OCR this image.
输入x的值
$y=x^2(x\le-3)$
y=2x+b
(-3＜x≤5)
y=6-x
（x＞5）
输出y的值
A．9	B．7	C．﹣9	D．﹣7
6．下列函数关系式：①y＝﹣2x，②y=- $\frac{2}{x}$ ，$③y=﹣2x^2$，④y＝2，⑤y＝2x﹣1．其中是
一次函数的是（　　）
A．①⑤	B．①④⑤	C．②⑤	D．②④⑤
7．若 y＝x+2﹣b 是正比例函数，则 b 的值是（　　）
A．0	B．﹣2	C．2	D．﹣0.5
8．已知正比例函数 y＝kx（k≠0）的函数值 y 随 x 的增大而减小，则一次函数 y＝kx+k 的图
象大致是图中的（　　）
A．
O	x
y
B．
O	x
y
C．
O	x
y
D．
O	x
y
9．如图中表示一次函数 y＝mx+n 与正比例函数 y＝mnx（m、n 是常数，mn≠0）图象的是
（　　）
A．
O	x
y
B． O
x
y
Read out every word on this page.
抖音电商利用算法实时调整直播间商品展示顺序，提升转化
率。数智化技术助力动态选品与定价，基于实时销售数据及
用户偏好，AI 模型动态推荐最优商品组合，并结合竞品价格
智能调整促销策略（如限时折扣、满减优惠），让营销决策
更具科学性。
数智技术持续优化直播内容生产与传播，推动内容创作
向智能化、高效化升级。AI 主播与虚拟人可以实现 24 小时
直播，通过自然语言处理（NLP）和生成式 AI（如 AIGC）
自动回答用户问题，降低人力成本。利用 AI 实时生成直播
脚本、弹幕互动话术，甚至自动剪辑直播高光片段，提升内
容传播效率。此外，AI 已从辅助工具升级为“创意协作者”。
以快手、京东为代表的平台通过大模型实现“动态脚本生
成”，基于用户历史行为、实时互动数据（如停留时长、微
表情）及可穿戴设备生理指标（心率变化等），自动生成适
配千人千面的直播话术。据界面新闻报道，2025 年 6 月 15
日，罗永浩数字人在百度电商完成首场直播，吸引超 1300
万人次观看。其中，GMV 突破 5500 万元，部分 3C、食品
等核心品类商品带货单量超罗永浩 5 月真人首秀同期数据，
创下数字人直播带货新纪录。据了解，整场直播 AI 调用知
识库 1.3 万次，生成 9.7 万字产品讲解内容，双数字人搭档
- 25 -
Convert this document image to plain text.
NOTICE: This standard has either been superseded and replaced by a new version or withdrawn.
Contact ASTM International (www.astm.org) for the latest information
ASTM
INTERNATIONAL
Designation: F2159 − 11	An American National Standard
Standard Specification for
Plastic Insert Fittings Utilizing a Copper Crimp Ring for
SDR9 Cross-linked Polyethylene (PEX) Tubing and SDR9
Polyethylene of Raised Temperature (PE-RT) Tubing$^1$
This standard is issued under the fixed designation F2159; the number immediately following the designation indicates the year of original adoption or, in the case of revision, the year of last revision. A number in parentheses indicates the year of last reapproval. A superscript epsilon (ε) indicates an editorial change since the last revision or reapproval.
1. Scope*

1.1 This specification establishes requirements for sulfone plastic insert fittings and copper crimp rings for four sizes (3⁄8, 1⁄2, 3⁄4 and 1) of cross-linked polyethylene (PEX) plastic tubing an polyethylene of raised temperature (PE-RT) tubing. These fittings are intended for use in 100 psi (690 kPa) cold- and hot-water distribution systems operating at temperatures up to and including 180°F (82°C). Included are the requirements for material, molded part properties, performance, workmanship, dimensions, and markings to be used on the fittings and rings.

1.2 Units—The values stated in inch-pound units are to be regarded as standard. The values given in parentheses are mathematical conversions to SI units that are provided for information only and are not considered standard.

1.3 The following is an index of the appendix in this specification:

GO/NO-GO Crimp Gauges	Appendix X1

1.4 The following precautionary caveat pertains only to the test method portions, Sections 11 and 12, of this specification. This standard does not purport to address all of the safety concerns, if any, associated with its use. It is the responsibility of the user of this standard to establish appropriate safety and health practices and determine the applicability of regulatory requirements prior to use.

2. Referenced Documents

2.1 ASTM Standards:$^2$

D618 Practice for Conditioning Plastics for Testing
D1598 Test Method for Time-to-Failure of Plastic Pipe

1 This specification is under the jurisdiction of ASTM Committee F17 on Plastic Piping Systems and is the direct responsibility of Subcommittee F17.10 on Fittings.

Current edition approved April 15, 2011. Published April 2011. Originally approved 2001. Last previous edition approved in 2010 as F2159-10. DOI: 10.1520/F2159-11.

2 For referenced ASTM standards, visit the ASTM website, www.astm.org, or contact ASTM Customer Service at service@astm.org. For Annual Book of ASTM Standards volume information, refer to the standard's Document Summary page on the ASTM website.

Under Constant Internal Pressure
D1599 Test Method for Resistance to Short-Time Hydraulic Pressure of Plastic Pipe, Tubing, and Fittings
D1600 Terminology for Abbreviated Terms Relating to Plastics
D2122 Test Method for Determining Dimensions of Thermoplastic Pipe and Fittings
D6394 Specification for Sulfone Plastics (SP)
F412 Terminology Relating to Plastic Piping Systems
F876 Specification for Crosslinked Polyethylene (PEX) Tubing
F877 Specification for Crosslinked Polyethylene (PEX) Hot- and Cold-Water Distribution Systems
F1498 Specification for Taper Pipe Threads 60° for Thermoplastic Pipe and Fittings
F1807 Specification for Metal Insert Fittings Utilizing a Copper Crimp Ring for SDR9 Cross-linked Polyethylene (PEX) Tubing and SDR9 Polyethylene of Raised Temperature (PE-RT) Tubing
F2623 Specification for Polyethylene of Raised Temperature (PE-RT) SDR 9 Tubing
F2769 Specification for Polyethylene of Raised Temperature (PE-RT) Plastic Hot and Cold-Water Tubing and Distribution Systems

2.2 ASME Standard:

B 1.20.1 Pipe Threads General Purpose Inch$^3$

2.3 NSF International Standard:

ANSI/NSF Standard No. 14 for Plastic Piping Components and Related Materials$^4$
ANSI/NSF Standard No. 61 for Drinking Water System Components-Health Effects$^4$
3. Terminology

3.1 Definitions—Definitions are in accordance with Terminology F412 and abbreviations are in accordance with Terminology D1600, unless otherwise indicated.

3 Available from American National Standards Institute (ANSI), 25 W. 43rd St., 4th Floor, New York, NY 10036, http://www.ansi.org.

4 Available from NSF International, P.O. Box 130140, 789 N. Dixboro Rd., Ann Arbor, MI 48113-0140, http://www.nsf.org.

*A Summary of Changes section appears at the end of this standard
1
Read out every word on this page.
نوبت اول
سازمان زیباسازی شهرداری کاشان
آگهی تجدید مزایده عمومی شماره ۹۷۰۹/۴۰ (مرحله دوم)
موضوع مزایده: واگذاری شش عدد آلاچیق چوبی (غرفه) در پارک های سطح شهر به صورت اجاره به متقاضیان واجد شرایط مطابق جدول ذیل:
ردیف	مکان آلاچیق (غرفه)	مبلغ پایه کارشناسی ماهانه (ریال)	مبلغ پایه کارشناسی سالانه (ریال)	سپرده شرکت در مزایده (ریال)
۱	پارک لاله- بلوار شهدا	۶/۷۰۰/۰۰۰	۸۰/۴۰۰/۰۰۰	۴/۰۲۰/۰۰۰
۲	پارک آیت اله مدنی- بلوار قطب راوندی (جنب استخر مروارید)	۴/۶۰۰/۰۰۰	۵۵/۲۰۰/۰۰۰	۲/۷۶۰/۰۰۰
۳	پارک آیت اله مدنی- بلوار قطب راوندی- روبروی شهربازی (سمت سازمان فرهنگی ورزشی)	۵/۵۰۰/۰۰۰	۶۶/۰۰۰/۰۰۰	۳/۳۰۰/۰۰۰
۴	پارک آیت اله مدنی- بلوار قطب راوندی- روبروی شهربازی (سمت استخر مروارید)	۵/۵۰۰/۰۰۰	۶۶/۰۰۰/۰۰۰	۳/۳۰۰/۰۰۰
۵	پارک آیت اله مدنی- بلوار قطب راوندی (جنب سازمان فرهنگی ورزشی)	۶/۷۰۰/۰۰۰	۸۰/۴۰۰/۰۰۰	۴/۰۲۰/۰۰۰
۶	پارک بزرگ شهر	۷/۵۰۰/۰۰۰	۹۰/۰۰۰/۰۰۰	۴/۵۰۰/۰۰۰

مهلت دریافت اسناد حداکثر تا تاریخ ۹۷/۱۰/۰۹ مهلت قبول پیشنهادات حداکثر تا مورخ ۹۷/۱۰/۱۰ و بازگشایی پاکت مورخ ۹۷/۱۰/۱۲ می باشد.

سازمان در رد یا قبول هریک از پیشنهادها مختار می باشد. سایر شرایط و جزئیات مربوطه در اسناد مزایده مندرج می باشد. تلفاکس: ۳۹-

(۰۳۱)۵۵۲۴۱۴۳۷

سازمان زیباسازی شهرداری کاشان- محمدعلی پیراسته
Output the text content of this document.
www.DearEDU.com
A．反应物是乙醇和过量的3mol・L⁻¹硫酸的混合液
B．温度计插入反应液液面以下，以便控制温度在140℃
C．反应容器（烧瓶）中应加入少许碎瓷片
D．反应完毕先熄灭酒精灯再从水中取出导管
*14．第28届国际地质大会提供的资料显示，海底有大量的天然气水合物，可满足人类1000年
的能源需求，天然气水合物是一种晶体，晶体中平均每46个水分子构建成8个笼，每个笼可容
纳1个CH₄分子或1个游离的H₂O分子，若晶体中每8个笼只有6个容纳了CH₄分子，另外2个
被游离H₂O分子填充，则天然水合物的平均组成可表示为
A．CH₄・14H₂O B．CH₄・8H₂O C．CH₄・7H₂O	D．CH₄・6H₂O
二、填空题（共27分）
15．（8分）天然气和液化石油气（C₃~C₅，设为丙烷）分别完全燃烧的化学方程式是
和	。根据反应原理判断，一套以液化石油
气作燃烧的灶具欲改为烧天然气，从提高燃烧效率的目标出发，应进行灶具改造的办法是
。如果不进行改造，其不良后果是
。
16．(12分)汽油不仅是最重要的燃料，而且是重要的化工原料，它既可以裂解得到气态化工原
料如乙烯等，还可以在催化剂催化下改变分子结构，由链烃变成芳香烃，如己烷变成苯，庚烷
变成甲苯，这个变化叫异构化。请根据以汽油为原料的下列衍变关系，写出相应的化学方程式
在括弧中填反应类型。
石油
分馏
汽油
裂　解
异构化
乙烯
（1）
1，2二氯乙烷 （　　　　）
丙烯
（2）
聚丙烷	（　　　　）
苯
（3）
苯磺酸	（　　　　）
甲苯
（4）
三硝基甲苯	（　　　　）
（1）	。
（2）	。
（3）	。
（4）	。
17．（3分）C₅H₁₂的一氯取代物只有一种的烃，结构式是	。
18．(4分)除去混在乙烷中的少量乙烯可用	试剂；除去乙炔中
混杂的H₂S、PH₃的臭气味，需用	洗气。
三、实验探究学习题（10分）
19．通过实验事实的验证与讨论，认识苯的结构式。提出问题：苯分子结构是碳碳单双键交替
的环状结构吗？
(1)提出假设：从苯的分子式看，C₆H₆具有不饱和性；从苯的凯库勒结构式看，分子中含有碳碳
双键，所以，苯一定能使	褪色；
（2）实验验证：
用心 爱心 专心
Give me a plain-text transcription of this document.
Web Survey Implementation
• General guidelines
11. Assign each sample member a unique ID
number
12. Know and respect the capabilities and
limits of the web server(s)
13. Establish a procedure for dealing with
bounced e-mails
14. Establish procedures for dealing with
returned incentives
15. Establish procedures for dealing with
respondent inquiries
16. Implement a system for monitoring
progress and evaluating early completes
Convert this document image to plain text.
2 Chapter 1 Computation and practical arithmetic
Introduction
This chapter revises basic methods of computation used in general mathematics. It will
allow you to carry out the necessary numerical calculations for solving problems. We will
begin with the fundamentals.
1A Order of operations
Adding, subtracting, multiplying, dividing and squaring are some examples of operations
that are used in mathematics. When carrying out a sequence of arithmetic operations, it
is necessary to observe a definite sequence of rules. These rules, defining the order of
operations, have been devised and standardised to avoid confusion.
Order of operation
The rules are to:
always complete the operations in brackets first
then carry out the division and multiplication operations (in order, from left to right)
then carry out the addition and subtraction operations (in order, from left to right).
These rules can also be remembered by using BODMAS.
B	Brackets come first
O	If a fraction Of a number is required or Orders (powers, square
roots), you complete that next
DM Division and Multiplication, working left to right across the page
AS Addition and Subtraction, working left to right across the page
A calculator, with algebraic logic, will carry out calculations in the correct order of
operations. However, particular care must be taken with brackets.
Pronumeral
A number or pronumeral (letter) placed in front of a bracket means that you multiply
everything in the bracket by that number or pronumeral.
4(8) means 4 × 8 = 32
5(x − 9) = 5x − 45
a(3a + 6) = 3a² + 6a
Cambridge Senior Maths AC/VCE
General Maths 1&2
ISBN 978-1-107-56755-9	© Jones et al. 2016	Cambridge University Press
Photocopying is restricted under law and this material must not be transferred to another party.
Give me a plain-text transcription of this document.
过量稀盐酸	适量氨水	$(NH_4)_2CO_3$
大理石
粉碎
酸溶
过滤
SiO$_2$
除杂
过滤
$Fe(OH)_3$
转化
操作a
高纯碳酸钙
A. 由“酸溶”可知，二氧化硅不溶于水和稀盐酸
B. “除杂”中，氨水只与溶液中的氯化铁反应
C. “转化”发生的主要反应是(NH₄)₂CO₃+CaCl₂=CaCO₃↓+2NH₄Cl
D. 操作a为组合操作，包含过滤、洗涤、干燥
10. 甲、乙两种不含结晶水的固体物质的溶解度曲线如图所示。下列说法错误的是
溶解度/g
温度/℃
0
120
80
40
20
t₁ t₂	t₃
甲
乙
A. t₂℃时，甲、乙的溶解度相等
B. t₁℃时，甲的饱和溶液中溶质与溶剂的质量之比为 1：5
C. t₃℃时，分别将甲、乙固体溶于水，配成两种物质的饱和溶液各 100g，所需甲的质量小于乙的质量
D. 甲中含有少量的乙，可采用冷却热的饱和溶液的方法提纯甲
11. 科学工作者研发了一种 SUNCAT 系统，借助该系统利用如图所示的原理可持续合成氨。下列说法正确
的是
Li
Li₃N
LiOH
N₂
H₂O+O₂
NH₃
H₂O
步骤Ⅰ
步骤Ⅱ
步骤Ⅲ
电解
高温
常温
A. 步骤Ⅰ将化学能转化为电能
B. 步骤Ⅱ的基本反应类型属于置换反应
# # #
_What is needed:_
Above is a listing; report how many of its lines include the word "روبروی", giving the number only.

_Answer below:_
2